**Dataset excerpt**.
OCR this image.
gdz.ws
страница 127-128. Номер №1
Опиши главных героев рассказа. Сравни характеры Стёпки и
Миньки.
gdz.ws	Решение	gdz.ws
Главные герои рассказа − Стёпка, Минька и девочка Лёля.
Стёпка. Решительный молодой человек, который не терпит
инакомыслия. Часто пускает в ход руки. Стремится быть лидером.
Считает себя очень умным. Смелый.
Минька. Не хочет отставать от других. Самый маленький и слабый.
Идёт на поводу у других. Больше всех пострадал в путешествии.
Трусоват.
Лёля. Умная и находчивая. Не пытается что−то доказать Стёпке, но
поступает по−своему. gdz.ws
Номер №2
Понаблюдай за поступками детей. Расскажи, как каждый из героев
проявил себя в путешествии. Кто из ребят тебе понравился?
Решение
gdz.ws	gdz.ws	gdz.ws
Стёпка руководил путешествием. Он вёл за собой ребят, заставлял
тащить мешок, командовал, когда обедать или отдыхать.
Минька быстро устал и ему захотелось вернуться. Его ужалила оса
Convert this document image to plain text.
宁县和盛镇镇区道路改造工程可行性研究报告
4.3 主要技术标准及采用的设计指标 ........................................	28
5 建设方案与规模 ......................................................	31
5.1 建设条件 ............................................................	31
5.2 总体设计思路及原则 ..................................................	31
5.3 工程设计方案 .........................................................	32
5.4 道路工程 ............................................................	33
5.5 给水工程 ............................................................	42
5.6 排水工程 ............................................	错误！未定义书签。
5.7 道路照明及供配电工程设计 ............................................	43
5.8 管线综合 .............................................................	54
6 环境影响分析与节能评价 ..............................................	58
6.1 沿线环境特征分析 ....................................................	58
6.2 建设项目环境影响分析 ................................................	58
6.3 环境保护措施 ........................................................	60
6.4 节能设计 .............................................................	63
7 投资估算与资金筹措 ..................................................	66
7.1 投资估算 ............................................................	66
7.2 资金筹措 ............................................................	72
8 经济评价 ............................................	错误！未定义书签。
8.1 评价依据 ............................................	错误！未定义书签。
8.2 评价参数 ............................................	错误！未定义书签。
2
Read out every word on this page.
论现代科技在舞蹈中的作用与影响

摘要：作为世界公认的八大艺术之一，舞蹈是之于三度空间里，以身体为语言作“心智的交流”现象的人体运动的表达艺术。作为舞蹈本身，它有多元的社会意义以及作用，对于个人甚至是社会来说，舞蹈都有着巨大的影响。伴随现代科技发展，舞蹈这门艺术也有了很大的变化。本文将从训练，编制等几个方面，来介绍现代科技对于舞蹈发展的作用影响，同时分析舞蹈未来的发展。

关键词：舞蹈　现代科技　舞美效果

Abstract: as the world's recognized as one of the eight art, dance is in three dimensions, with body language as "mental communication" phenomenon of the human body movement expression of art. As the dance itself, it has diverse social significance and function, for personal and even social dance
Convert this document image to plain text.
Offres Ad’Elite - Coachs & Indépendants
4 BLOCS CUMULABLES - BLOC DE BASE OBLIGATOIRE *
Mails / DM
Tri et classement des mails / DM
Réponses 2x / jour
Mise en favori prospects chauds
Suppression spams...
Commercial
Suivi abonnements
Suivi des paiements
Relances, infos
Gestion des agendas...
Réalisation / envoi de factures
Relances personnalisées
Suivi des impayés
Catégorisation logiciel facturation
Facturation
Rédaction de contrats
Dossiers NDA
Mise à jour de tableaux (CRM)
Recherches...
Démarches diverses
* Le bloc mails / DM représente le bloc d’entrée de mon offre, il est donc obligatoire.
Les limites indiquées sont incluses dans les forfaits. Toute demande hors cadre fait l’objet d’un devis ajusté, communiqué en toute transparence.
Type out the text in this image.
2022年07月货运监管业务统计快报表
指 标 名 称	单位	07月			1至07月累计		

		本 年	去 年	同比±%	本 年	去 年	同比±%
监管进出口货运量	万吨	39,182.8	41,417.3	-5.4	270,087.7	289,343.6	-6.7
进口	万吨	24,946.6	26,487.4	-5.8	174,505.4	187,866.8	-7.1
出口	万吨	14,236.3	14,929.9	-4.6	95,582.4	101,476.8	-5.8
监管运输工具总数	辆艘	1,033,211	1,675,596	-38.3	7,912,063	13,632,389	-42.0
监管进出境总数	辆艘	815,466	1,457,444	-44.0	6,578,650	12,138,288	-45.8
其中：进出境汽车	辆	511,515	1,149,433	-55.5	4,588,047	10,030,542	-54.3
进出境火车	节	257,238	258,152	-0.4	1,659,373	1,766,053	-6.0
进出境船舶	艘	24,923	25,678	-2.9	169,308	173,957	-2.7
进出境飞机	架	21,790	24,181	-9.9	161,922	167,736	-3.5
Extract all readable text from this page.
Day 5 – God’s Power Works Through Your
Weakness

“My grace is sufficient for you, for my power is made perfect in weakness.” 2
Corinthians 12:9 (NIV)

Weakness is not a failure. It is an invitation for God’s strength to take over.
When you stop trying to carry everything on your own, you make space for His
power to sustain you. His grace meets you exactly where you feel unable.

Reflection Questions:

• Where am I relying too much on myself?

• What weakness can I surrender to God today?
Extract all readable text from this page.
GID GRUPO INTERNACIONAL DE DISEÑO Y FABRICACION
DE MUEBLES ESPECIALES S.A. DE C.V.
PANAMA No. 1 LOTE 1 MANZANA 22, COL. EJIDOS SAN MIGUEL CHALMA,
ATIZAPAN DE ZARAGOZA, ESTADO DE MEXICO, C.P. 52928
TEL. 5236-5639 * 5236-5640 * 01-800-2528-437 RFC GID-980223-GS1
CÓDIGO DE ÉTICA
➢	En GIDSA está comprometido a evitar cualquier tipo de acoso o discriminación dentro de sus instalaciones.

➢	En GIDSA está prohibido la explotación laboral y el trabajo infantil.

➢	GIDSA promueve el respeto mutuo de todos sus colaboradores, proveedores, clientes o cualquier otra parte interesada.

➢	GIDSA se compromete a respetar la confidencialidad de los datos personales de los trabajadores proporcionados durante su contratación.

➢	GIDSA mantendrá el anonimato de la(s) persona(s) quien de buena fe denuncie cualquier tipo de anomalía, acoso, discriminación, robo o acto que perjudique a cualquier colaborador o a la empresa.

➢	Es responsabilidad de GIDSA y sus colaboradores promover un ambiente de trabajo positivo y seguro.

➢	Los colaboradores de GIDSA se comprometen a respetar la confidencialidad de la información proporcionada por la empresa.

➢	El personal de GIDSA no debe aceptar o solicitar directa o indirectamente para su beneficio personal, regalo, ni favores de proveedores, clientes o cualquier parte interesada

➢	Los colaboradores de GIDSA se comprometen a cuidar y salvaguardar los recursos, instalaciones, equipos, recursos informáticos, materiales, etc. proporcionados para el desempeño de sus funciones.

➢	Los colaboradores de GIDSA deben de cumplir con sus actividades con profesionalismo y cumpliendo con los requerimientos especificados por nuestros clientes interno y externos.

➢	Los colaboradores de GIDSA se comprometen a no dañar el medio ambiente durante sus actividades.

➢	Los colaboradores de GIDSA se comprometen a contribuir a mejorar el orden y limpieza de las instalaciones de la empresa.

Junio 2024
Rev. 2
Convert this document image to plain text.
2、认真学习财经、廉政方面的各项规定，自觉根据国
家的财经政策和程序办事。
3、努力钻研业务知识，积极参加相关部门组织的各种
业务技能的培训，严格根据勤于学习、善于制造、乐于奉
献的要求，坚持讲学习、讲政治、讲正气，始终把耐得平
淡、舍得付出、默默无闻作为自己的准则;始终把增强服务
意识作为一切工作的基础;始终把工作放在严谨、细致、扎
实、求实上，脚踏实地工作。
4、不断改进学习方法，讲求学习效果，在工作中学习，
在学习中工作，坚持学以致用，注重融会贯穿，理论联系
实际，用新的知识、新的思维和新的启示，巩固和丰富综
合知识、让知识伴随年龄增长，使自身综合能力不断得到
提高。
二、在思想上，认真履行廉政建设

**SHORT TASK**. Filter the listing for the word "jour" and copy every line that holds it.

**THE SOLUTION**.
Réponses 2x / jour
Mise à jour de tableaux (CRM)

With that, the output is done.